* _What is being asked_: What you return should match every record exactly, with the images removed.

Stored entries
□ □ □ □ □ □ □

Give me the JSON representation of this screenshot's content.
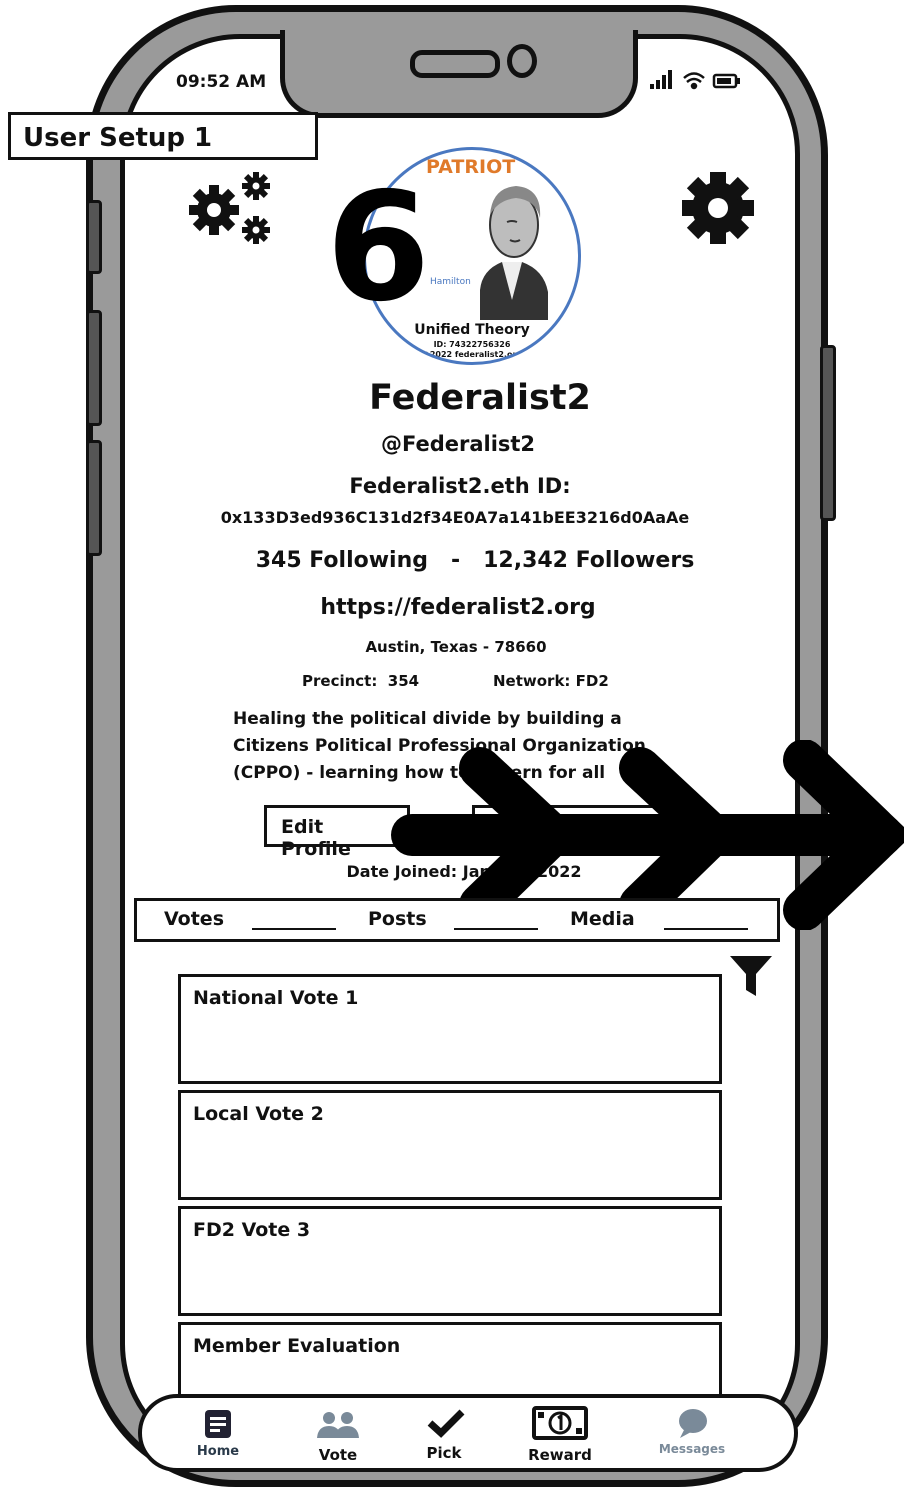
{
  "status_bar": {
    "time": "09:52 AM"
  },
  "screen_label": "User Setup 1",
  "badge": {
    "number": "6",
    "top_text": "PATRIOT",
    "side_text": "Hamilton",
    "title": "Unified Theory",
    "id_line": "ID: 74322756326",
    "copyright": "©2022 federalist2.org"
  },
  "profile": {
    "name": "Federalist2",
    "handle": "@Federalist2",
    "eth_label": "Federalist2.eth ID:",
    "eth_address": "0x133D3ed936C131d2f34E0A7a141bEE3216d0AaAe",
    "follow_stats": "345 Following   -   12,342 Followers",
    "url": "https://federalist2.org",
    "location": "Austin, Texas - 78660",
    "precinct": "Precinct:  354",
    "network": "Network: FD2",
    "bio": [
      "Healing the political divide by building a",
      "Citizens Political Professional Organization",
      "(CPPO) - learning how to govern for all"
    ],
    "edit_button": "Edit Profile",
    "date_joined": "Date Joined: January 2022"
  },
  "tabs": {
    "votes": "Votes",
    "posts": "Posts",
    "media": "Media"
  },
  "vote_cards": [
    "National Vote 1",
    "Local Vote 2",
    "FD2 Vote 3",
    "Member Evaluation"
  ],
  "tabbar": {
    "home": "Home",
    "vote": "Vote",
    "pick": "Pick",
    "reward": "Reward",
    "messages": "Messages"
  },
  "colors": {
    "badge_ring": "#4a78c0",
    "badge_text": "#e07a2a",
    "tab_muted": "#7a8a99"
  }
}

□ □ □ □ □ □ □

* _Result of this exercise_:
Give me the JSON representation of this screenshot's content.
{
  "status_bar": {
    "time": "09:52 AM"
  },
  "screen_label": "User Setup 1",
  "badge": {
    "number": "6",
    "top_text": "PATRIOT",
    "side_text": "Hamilton",
    "title": "Unified Theory",
    "id_line": "ID: 74322756326",
    "copyright": "©2022 federalist2.org"
  },
  "profile": {
    "name": "Federalist2",
    "handle": "@Federalist2",
    "eth_label": "Federalist2.eth ID:",
    "eth_address": "0x133D3ed936C131d2f34E0A7a141bEE3216d0AaAe",
    "follow_stats": "345 Following   -   12,342 Followers",
    "url": "https://federalist2.org",
    "location": "Austin, Texas - 78660",
    "precinct": "Precinct:  354",
    "network": "Network: FD2",
    "bio": [
      "Healing the political divide by building a",
      "Citizens Political Professional Organization",
      "(CPPO) - learning how to govern for all"
    ],
    "edit_button": "Edit Profile",
    "date_joined": "Date Joined: January 2022"
  },
  "tabs": {
    "votes": "Votes",
    "posts": "Posts",
    "media": "Media"
  },
  "vote_cards": [
    "National Vote 1",
    "Local Vote 2",
    "FD2 Vote 3",
    "Member Evaluation"
  ],
  "tabbar": {
    "home": "Home",
    "vote": "Vote",
    "pick": "Pick",
    "reward": "Reward",
    "messages": "Messages"
  },
  "colors": {
    "badge_ring": "#4a78c0",
    "badge_text": "#e07a2a",
    "tab_muted": "#7a8a99"
  }
}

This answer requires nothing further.